[Extracted records]
++++++++

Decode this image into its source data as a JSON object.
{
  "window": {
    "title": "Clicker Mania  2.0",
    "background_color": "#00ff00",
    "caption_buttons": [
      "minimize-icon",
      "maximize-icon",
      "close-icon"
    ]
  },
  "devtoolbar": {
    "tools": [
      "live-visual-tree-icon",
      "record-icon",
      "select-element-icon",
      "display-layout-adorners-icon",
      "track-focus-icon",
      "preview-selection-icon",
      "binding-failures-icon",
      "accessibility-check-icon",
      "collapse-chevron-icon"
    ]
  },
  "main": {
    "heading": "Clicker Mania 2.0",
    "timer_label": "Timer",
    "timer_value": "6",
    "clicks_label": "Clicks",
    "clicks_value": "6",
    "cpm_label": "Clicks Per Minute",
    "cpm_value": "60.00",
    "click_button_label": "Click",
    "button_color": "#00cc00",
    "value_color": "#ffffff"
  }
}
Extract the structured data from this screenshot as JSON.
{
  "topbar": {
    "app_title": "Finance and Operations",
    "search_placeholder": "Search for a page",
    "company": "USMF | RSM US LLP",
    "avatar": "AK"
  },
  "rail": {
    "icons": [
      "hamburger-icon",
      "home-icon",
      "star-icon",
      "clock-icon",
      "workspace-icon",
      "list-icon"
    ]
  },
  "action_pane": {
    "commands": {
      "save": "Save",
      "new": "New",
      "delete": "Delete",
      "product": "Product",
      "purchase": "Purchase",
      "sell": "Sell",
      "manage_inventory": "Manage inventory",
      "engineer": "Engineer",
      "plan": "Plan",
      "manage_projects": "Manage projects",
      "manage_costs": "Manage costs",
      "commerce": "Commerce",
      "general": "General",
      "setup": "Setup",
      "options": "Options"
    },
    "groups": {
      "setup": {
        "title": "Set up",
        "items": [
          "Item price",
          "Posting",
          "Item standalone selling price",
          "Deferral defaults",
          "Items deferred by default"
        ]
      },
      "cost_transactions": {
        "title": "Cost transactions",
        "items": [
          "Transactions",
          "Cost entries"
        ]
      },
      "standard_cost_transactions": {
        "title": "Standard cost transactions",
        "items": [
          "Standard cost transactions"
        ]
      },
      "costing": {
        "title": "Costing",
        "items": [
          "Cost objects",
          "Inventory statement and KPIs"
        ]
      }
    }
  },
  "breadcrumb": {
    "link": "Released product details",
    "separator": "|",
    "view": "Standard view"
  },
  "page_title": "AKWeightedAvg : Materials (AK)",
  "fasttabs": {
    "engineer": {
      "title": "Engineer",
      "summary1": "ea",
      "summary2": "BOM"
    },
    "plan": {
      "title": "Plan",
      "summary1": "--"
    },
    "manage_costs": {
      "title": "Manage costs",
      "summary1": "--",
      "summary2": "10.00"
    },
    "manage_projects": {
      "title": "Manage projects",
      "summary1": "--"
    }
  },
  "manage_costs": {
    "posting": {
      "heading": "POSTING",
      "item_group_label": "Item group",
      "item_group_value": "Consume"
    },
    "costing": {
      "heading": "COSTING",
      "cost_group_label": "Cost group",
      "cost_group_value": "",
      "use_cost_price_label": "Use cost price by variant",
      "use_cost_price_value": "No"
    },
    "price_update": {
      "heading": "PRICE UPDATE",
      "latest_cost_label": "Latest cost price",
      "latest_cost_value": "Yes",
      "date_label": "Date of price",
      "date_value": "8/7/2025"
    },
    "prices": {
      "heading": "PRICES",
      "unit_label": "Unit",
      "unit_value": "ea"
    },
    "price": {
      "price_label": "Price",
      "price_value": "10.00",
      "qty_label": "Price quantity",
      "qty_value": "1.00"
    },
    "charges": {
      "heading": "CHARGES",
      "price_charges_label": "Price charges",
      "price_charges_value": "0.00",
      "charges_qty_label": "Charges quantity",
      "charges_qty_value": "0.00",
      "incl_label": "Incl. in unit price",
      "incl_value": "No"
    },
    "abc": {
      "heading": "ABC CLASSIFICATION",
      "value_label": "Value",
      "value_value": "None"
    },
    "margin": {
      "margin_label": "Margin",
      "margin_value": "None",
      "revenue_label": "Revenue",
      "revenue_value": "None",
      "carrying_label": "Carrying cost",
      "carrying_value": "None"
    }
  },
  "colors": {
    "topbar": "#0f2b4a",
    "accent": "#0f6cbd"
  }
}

++++++++

§ SET TASK
Extract each record, keeping it identical to the original.

§ RESULT OF THIS EXERCISE
Decode this image into its source data as a JSON object.
{
  "window": {
    "title": "Clicker Mania  2.0",
    "background_color": "#00ff00",
    "caption_buttons": [
      "minimize-icon",
      "maximize-icon",
      "close-icon"
    ]
  },
  "devtoolbar": {
    "tools": [
      "live-visual-tree-icon",
      "record-icon",
      "select-element-icon",
      "display-layout-adorners-icon",
      "track-focus-icon",
      "preview-selection-icon",
      "binding-failures-icon",
      "accessibility-check-icon",
      "collapse-chevron-icon"
    ]
  },
  "main": {
    "heading": "Clicker Mania 2.0",
    "timer_label": "Timer",
    "timer_value": "6",
    "clicks_label": "Clicks",
    "clicks_value": "6",
    "cpm_label": "Clicks Per Minute",
    "cpm_value": "60.00",
    "click_button_label": "Click",
    "button_color": "#00cc00",
    "value_color": "#ffffff"
  }
}
Extract the structured data from this screenshot as JSON.
{
  "topbar": {
    "app_title": "Finance and Operations",
    "search_placeholder": "Search for a page",
    "company": "USMF | RSM US LLP",
    "avatar": "AK"
  },
  "rail": {
    "icons": [
      "hamburger-icon",
      "home-icon",
      "star-icon",
      "clock-icon",
      "workspace-icon",
      "list-icon"
    ]
  },
  "action_pane": {
    "commands": {
      "save": "Save",
      "new": "New",
      "delete": "Delete",
      "product": "Product",
      "purchase": "Purchase",
      "sell": "Sell",
      "manage_inventory": "Manage inventory",
      "engineer": "Engineer",
      "plan": "Plan",
      "manage_projects": "Manage projects",
      "manage_costs": "Manage costs",
      "commerce": "Commerce",
      "general": "General",
      "setup": "Setup",
      "options": "Options"
    },
    "groups": {
      "setup": {
        "title": "Set up",
        "items": [
          "Item price",
          "Posting",
          "Item standalone selling price",
          "Deferral defaults",
          "Items deferred by default"
        ]
      },
      "cost_transactions": {
        "title": "Cost transactions",
        "items": [
          "Transactions",
          "Cost entries"
        ]
      },
      "standard_cost_transactions": {
        "title": "Standard cost transactions",
        "items": [
          "Standard cost transactions"
        ]
      },
      "costing": {
        "title": "Costing",
        "items": [
          "Cost objects",
          "Inventory statement and KPIs"
        ]
      }
    }
  },
  "breadcrumb": {
    "link": "Released product details",
    "separator": "|",
    "view": "Standard view"
  },
  "page_title": "AKWeightedAvg : Materials (AK)",
  "fasttabs": {
    "engineer": {
      "title": "Engineer",
      "summary1": "ea",
      "summary2": "BOM"
    },
    "plan": {
      "title": "Plan",
      "summary1": "--"
    },
    "manage_costs": {
      "title": "Manage costs",
      "summary1": "--",
      "summary2": "10.00"
    },
    "manage_projects": {
      "title": "Manage projects",
      "summary1": "--"
    }
  },
  "manage_costs": {
    "posting": {
      "heading": "POSTING",
      "item_group_label": "Item group",
      "item_group_value": "Consume"
    },
    "costing": {
      "heading": "COSTING",
      "cost_group_label": "Cost group",
      "cost_group_value": "",
      "use_cost_price_label": "Use cost price by variant",
      "use_cost_price_value": "No"
    },
    "price_update": {
      "heading": "PRICE UPDATE",
      "latest_cost_label": "Latest cost price",
      "latest_cost_value": "Yes",
      "date_label": "Date of price",
      "date_value": "8/7/2025"
    },
    "prices": {
      "heading": "PRICES",
      "unit_label": "Unit",
      "unit_value": "ea"
    },
    "price": {
      "price_label": "Price",
      "price_value": "10.00",
      "qty_label": "Price quantity",
      "qty_value": "1.00"
    },
    "charges": {
      "heading": "CHARGES",
      "price_charges_label": "Price charges",
      "price_charges_value": "0.00",
      "charges_qty_label": "Charges quantity",
      "charges_qty_value": "0.00",
      "incl_label": "Incl. in unit price",
      "incl_value": "No"
    },
    "abc": {
      "heading": "ABC CLASSIFICATION",
      "value_label": "Value",
      "value_value": "None"
    },
    "margin": {
      "margin_label": "Margin",
      "margin_value": "None",
      "revenue_label": "Revenue",
      "revenue_value": "None",
      "carrying_label": "Carrying cost",
      "carrying_value": "None"
    }
  },
  "colors": {
    "topbar": "#0f2b4a",
    "accent": "#0f6cbd"
  }
}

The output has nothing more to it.